• _Page_
Here the government wants to nationalize what is left of big oil, what would btw. make it easier to have a phase out of fossil fuels. Also there is no population growth, so we don't really need more and more land. Especially since there are no large farming corporations around. Plus we have a growing number of national parks and protected areas, especially since we have areas that are really worth of protecting. Actually some taxes and even private investments are going in direction that some local animal populations recover. Therefore for me all of this is mostly just a question of will, education and investing into the functionality of the whole system/country.

I am glad you brought in different cultures and governments. This also plays a massive role, and also another variable in creating a successful endeavor to "save the animals". Some nations, have not found their "purpose" on the global scale, and are still developing. Depending on what "resource" they provide to the world, determines if they ever get out of poverty/3rd world status. There are single states in USA that have more income and quality of life than most of the 3rd world. They have to develop, and making these nations stay undeveloped for the sake of wildlife preservation is inhumane. That is why I said at some point, we have to choose between humans or wildlife. Trying to develop nations who can't even use their resources is a money sink and will never improve. Nations have to evolve organically or they will never be able to maintain themselves. Your nation might not need agricultural space, but others might need it. Africa for example, has a LOT of mouths to feed and they need more agriculture to feed their population than most nations. Population also isn't always the determining factor for how much resources a country consumes either.

• _Job 1_
Print the wildlife discussion verbatim, from "Here the government" to "the whole system/country.".

• _Supplied data_
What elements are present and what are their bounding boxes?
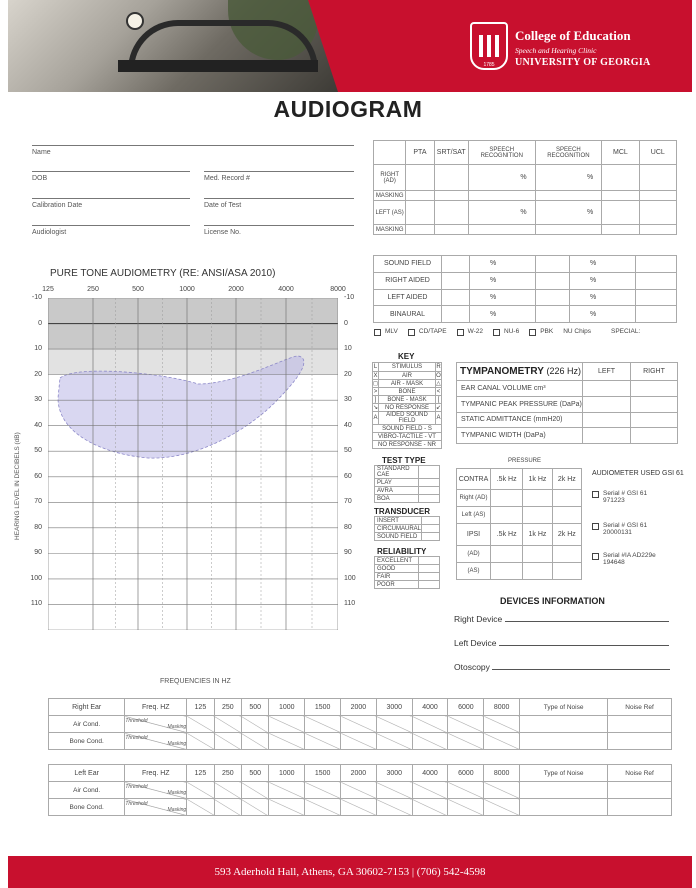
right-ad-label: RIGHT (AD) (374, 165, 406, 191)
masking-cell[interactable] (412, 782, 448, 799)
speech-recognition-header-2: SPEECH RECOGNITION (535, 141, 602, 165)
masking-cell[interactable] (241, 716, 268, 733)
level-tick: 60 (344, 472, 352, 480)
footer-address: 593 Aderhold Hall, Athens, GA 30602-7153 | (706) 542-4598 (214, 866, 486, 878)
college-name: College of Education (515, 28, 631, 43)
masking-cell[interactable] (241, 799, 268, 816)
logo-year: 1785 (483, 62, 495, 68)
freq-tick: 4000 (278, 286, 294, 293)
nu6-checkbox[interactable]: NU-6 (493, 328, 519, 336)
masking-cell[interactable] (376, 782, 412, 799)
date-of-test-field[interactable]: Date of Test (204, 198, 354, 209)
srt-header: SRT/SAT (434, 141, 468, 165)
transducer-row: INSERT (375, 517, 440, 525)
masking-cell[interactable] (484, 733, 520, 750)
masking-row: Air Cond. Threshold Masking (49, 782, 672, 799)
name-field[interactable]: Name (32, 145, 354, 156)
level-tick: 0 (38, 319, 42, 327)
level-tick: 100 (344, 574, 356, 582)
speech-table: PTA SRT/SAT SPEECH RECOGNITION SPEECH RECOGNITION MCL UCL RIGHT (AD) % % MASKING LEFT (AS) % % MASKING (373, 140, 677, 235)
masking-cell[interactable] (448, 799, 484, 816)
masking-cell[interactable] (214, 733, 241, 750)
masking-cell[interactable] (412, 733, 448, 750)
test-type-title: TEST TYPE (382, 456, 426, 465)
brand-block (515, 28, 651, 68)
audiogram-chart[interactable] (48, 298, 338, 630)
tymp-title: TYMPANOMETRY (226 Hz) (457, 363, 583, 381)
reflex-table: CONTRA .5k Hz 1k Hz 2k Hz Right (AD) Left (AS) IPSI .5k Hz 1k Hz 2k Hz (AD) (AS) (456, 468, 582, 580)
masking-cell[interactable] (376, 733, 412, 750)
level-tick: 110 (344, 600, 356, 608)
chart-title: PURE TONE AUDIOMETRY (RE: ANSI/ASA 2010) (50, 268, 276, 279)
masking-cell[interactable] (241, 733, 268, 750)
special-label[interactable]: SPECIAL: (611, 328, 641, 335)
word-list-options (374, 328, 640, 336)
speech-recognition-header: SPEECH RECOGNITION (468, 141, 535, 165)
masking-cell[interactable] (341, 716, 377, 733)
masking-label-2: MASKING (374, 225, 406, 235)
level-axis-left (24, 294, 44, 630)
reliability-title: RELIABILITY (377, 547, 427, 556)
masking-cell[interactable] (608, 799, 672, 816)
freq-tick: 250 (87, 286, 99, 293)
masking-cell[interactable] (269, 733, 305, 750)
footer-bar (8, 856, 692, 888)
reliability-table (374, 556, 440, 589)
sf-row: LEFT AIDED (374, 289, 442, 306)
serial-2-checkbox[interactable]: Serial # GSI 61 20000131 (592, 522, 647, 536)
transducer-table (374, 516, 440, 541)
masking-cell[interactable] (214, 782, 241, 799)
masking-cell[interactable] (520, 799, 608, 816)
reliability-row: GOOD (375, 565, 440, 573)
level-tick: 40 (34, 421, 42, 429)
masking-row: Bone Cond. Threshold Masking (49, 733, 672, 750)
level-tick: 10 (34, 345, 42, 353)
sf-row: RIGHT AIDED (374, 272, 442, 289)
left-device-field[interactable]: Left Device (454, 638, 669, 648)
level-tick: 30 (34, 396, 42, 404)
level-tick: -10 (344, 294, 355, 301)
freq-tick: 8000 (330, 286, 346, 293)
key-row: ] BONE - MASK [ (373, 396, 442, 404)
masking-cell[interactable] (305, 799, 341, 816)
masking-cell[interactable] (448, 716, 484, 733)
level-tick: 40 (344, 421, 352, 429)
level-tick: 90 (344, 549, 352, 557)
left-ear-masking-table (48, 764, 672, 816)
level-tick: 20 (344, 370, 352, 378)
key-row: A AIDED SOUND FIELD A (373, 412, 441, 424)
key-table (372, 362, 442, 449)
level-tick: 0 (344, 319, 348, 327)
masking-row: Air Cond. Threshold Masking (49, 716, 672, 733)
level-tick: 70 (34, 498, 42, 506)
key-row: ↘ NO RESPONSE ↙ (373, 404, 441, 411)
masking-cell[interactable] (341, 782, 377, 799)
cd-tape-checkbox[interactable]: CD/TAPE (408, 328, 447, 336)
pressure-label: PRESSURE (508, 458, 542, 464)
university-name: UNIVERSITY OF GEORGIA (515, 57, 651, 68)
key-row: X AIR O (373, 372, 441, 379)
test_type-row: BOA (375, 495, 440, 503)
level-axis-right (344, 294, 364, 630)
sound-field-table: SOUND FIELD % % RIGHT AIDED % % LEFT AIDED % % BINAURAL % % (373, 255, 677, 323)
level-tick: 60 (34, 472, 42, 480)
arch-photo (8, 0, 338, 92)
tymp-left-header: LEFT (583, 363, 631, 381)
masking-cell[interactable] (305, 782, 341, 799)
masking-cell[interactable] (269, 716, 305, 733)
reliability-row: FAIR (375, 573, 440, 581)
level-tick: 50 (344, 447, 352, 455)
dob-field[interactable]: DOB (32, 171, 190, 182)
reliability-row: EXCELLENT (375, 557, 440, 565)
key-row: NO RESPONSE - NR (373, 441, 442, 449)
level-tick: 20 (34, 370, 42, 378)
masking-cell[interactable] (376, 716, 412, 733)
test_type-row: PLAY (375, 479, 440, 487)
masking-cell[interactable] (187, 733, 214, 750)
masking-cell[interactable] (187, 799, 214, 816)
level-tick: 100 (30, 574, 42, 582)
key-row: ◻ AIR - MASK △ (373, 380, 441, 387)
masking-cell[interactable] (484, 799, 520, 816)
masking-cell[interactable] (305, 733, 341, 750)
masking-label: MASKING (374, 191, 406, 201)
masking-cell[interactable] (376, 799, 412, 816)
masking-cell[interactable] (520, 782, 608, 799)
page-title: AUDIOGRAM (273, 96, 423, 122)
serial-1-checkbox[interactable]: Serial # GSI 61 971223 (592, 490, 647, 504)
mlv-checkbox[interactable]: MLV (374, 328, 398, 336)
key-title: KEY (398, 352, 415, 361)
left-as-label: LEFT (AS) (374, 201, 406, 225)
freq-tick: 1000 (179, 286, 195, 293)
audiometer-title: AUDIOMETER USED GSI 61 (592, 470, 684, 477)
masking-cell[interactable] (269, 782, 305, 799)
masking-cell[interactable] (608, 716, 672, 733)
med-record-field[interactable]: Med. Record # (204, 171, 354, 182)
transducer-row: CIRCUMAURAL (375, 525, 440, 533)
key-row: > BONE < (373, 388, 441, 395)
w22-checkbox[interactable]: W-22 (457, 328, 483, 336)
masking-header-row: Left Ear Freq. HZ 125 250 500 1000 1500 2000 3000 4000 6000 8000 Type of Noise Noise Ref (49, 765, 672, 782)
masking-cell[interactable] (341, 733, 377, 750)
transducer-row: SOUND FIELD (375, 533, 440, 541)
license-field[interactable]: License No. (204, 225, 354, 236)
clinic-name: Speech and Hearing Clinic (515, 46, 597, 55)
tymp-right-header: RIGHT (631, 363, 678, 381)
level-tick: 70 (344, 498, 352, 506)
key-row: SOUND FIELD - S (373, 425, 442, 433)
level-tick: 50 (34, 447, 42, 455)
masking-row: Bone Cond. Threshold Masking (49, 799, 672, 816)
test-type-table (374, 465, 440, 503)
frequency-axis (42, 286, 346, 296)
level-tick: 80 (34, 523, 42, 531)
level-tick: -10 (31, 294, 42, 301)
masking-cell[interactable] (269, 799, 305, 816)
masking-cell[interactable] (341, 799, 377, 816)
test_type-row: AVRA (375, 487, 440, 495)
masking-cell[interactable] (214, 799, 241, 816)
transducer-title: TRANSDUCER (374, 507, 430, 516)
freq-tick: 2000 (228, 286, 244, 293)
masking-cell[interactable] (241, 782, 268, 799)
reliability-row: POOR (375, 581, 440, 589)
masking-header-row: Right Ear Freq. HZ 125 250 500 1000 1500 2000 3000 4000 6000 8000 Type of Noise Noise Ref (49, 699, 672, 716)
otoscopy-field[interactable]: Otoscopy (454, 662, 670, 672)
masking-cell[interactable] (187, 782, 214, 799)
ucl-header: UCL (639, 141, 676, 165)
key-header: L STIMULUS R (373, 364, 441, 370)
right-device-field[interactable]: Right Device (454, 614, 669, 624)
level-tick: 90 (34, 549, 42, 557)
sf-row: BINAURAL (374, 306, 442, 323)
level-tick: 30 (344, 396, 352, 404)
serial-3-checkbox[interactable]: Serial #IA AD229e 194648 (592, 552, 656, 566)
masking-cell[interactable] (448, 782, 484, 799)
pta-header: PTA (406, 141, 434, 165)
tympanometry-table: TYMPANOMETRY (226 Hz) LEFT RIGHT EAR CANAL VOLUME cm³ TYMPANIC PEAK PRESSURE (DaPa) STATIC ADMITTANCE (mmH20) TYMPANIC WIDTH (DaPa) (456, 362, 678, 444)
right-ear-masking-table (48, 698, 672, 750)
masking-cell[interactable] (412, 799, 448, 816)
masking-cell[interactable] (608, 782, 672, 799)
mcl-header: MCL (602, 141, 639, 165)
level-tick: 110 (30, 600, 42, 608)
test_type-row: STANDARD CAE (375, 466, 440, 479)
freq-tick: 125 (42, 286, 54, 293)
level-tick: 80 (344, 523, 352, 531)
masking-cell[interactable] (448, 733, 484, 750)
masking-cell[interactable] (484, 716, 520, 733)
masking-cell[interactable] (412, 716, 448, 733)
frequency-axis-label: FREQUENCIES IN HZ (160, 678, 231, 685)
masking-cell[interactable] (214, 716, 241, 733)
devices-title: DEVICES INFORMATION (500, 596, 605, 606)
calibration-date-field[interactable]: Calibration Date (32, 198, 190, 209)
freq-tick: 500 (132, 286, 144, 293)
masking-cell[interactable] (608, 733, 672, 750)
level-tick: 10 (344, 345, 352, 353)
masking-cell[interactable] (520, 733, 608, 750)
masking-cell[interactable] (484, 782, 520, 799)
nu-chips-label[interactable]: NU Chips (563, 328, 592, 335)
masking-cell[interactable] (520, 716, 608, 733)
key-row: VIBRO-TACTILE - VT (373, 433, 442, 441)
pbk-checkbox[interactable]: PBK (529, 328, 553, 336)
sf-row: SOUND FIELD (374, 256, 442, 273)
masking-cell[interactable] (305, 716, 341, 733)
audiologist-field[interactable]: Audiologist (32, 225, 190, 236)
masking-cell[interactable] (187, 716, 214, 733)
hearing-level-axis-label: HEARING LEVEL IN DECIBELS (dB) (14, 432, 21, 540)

• _Job 2_
Output the lines of the listing verbatim, from the line with "right-ad-label: RIGHT (AD)" to the line with "masking-cell[interactable] (608, 799, 672, 816)", with both of those lines included.

• _Answer 1_
Here the government wants to nationalize what is left of big oil, what would btw. make it easier to have a phase out of fossil fuels. Also there is no population growth, so we don't really need more and more land. Especially since there are no large farming corporations around. Plus we have a growing number of national parks and protected areas, especially since we have areas that are really worth of protecting. Actually some taxes and even private investments are going in direction that some local animal populations recover. Therefore for me all of this is mostly just a question of will, education and investing into the functionality of the whole system/country.

• _Answer 2_
right-ad-label: RIGHT (AD) (374, 165, 406, 191)
masking-cell[interactable] (412, 782, 448, 799)
speech-recognition-header-2: SPEECH RECOGNITION (535, 141, 602, 165)
masking-cell[interactable] (241, 716, 268, 733)
level-tick: 60 (344, 472, 352, 480)
footer-address: 593 Aderhold Hall, Athens, GA 30602-7153 | (706) 542-4598 (214, 866, 486, 878)
college-name: College of Education (515, 28, 631, 43)
masking-cell[interactable] (241, 799, 268, 816)
logo-year: 1785 (483, 62, 495, 68)
freq-tick: 4000 (278, 286, 294, 293)
nu6-checkbox[interactable]: NU-6 (493, 328, 519, 336)
masking-cell[interactable] (376, 782, 412, 799)
date-of-test-field[interactable]: Date of Test (204, 198, 354, 209)
srt-header: SRT/SAT (434, 141, 468, 165)
transducer-row: INSERT (375, 517, 440, 525)
masking-cell[interactable] (484, 733, 520, 750)
masking-row: Air Cond. Threshold Masking (49, 782, 672, 799)
name-field[interactable]: Name (32, 145, 354, 156)
level-tick: 0 (38, 319, 42, 327)
level-tick: 100 (344, 574, 356, 582)
speech-table: PTA SRT/SAT SPEECH RECOGNITION SPEECH RECOGNITION MCL UCL RIGHT (AD) % % MASKING LEFT (AS) % % MASKING (373, 140, 677, 235)
masking-cell[interactable] (448, 799, 484, 816)
masking-cell[interactable] (214, 733, 241, 750)
masking-cell[interactable] (412, 733, 448, 750)
test-type-title: TEST TYPE (382, 456, 426, 465)
brand-block (515, 28, 651, 68)
audiogram-chart[interactable] (48, 298, 338, 630)
tymp-title: TYMPANOMETRY (226 Hz) (457, 363, 583, 381)
reflex-table: CONTRA .5k Hz 1k Hz 2k Hz Right (AD) Left (AS) IPSI .5k Hz 1k Hz 2k Hz (AD) (AS) (456, 468, 582, 580)
masking-cell[interactable] (376, 733, 412, 750)
level-tick: 110 (344, 600, 356, 608)
chart-title: PURE TONE AUDIOMETRY (RE: ANSI/ASA 2010) (50, 268, 276, 279)
masking-cell[interactable] (241, 733, 268, 750)
special-label[interactable]: SPECIAL: (611, 328, 641, 335)
word-list-options (374, 328, 640, 336)
speech-recognition-header: SPEECH RECOGNITION (468, 141, 535, 165)
masking-cell[interactable] (341, 716, 377, 733)
masking-label-2: MASKING (374, 225, 406, 235)
level-axis-left (24, 294, 44, 630)
reliability-title: RELIABILITY (377, 547, 427, 556)
masking-cell[interactable] (608, 799, 672, 816)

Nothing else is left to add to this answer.